--- start SUPPLIED RECORDS ---

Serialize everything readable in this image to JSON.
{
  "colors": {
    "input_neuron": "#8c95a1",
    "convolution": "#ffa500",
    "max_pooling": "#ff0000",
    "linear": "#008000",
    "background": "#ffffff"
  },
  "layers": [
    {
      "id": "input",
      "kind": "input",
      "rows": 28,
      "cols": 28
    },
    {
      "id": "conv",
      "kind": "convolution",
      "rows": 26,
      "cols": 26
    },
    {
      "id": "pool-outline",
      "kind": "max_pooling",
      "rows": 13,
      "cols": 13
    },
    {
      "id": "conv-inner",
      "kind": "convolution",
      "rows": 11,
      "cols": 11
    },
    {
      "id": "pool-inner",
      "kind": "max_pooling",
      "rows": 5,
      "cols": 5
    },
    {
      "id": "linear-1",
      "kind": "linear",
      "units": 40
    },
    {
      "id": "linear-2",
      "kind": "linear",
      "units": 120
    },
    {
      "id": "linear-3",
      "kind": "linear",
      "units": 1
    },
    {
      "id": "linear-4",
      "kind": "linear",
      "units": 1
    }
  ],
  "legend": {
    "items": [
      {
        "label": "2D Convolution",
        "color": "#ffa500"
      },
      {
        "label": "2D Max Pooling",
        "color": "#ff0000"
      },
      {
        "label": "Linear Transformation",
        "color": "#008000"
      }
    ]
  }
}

--- end SUPPLIED RECORDS ---

REQUIRED WORK:
Copy all the lines above that hold the string "label".

WRITTEN ANSWER:
        "label": "2D Convolution",
        "label": "2D Max Pooling",
        "label": "Linear Transformation",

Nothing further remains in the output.